* _Stored data_

>>>>

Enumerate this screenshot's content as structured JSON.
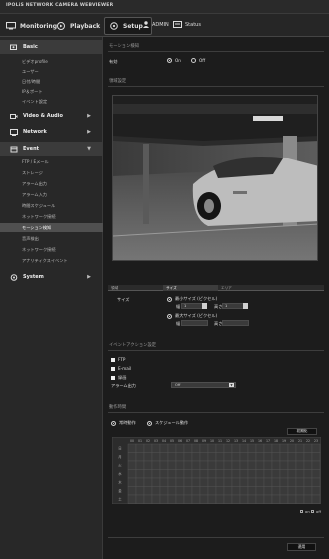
{
  "header": {
    "brand": "IPOLiS NETWORK CAMERA WEBVIEWER"
  },
  "topnav": {
    "monitoring": "Monitoring",
    "playback": "Playback",
    "setup": "Setup",
    "user": "ADMIN",
    "status": "Status"
  },
  "sidebar": {
    "categories": [
      {
        "label": "Basic",
        "icon": "camera-gear-icon",
        "open": true
      },
      {
        "label": "Video & Audio",
        "icon": "video-audio-icon"
      },
      {
        "label": "Network",
        "icon": "network-icon"
      },
      {
        "label": "Event",
        "icon": "event-icon",
        "open": true
      },
      {
        "label": "System",
        "icon": "system-gear-icon"
      }
    ],
    "basic_items": [
      "ビデオprofile",
      "ユーザー",
      "日付/時間",
      "IP＆ポート",
      "イベント設定"
    ],
    "event_items": [
      "FTP / Eメール",
      "ストレージ",
      "アラーム出力",
      "アラーム入力",
      "時間スケジュール",
      "ネットワーク接続",
      "モーション検知",
      "音声検出",
      "ネットワーク接続",
      "アナリティクスイベント"
    ],
    "active_item": "モーション検知"
  },
  "main": {
    "section_motion": "モーション検知",
    "enable_label": "有効",
    "on_label": "On",
    "off_label": "Off",
    "enable_value": "On",
    "section_area": "領域設定",
    "zone_tabs": [
      "領域",
      "サイズ",
      "エリア"
    ],
    "active_zone_tab": "サイズ",
    "size_label": "サイズ",
    "min_size_label": "最小サイズ (ピクセル)",
    "max_size_label": "最大サイズ (ピクセル)",
    "width_label": "幅",
    "height_label": "高さ",
    "min_width": "1",
    "min_height": "1",
    "max_width": "",
    "max_height": "",
    "section_action": "イベントアクション設定",
    "actions": [
      "FTP",
      "E-mail",
      "録画"
    ],
    "alarm_label": "アラーム出力",
    "alarm_value": "Off",
    "section_schedule": "動作時間",
    "schedule_always": "常時動作",
    "schedule_only": "スケジュール動作",
    "schedule_selected": "常時動作",
    "reset_label": "初期化",
    "hours": [
      "00",
      "01",
      "02",
      "03",
      "04",
      "05",
      "06",
      "07",
      "08",
      "09",
      "10",
      "11",
      "12",
      "13",
      "14",
      "15",
      "16",
      "17",
      "18",
      "19",
      "20",
      "21",
      "22",
      "23"
    ],
    "days": [
      "日",
      "月",
      "火",
      "水",
      "木",
      "金",
      "土"
    ],
    "legend_on": "on",
    "legend_off": "off",
    "apply_label": "適用"
  }
}
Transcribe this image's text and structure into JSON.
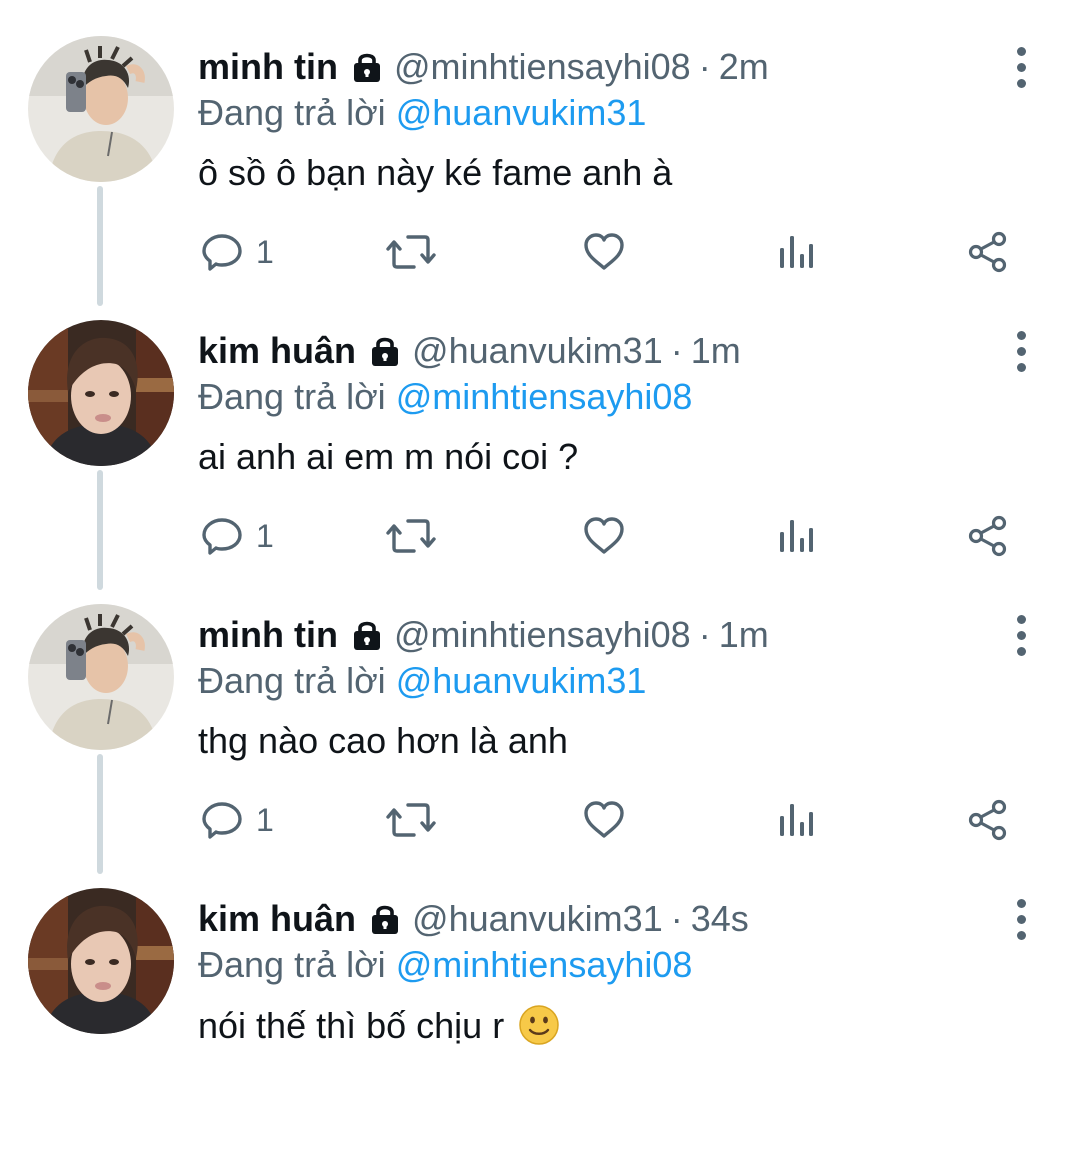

<<<<

Check every line of the material for the string "this" and give the number of lines that have it, without anything else.

* _Full response_
2